┌─ Records for the task

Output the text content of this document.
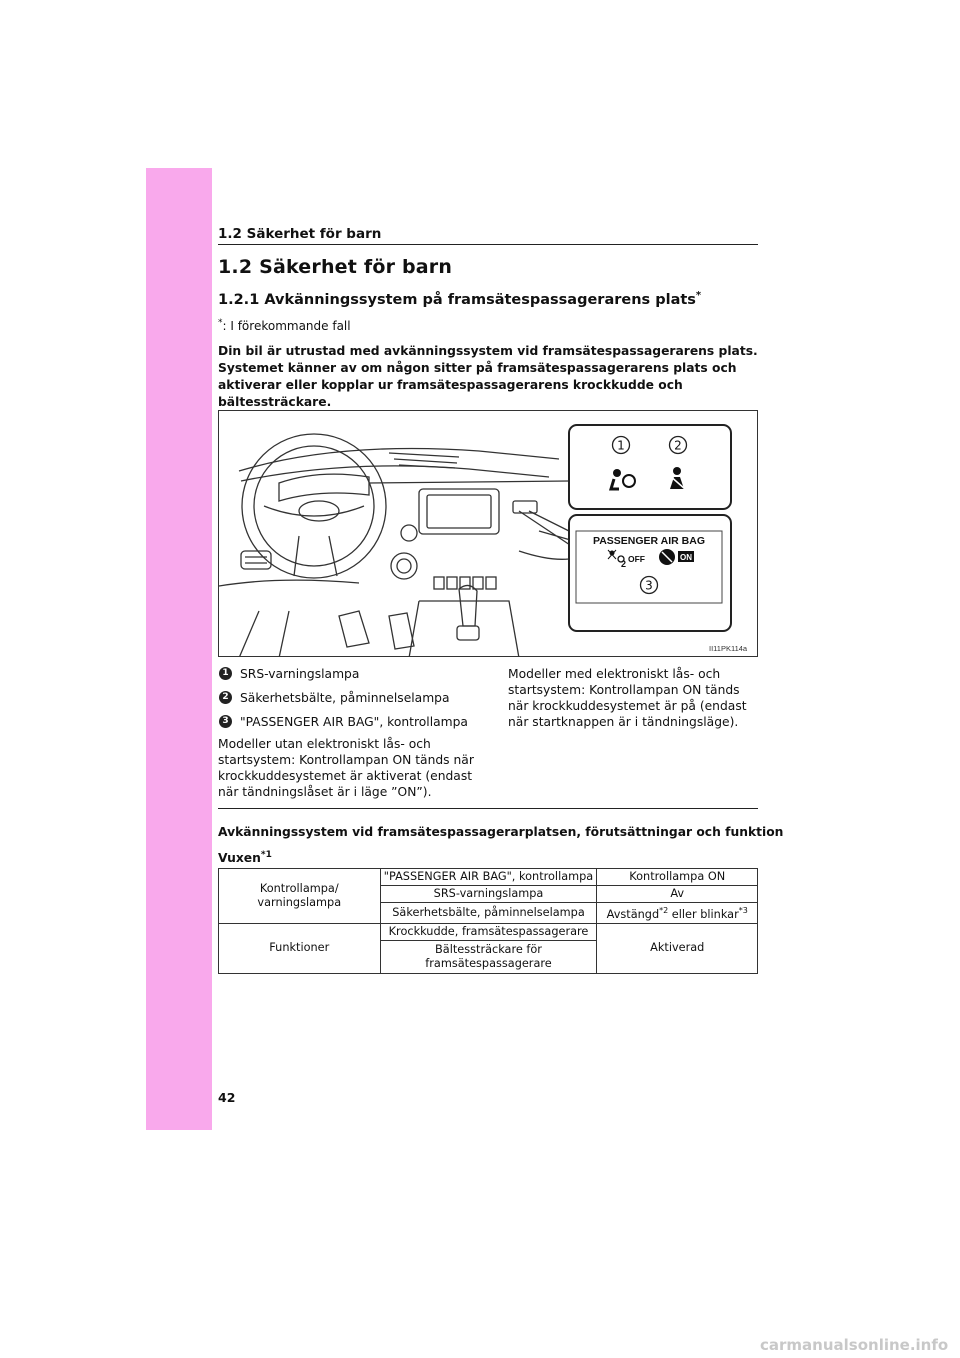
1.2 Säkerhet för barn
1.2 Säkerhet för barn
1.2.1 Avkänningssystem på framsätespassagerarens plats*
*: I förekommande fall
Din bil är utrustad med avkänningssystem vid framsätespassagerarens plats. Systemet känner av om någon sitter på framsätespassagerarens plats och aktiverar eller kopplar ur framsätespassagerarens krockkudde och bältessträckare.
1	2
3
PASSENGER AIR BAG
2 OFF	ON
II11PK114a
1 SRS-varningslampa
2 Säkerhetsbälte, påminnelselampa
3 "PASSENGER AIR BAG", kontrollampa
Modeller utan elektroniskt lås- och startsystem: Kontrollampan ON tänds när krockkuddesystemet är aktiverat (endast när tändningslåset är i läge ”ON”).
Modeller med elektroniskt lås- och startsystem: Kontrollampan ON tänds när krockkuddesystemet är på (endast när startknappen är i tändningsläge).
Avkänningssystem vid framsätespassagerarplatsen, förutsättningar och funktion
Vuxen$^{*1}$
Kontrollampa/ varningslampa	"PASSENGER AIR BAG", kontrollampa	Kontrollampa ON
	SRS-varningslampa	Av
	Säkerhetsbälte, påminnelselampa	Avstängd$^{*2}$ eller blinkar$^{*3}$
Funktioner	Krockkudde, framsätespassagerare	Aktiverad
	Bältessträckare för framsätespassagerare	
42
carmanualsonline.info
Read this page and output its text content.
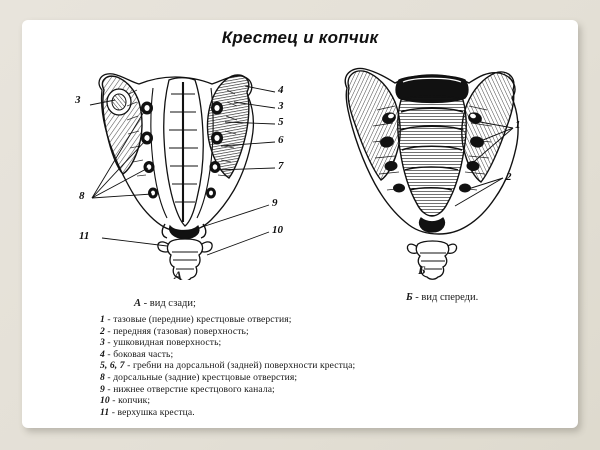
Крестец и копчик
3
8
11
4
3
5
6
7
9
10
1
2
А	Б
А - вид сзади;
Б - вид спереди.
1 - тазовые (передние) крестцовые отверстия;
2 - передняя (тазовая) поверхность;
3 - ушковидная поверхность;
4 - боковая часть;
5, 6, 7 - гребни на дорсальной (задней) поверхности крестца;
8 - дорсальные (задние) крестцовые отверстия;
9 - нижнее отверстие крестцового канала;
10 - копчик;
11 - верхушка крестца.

└─
┌─ Records for the task

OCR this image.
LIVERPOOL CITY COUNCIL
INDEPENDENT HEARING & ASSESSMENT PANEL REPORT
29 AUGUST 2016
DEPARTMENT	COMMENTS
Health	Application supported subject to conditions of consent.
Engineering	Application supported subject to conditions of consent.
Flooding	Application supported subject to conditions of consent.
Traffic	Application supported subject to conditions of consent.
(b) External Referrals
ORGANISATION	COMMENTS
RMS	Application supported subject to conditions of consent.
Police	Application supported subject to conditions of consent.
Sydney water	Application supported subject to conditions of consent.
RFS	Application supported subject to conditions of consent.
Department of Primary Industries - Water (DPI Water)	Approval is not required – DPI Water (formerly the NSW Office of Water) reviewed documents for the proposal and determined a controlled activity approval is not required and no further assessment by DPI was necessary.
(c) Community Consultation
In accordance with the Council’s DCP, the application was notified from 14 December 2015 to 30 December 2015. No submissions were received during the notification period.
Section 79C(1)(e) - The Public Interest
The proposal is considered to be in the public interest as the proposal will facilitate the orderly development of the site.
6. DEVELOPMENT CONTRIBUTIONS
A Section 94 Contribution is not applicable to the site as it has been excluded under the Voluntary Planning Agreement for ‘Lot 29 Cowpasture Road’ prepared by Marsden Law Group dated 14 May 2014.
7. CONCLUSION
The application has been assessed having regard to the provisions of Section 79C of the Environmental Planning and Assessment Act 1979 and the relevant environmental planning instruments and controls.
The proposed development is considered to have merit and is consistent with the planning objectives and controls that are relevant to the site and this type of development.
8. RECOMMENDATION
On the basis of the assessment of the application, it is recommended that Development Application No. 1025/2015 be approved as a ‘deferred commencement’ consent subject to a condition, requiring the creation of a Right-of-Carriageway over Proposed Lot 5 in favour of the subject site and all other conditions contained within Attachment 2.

└─

▶ [Challenge] Copy every line from the entries that contains the word "been".

▶ [Reply to the task]
A Section 94 Contribution is not applicable to the site as it has been excluded under the Voluntary Planning Agreement for ‘Lot 29 Cowpasture Road’ prepared by Marsden Law Group dated 14 May 2014.
The application has been assessed having regard to the provisions of Section 79C of the Environmental Planning and Assessment Act 1979 and the relevant environmental planning instruments and controls.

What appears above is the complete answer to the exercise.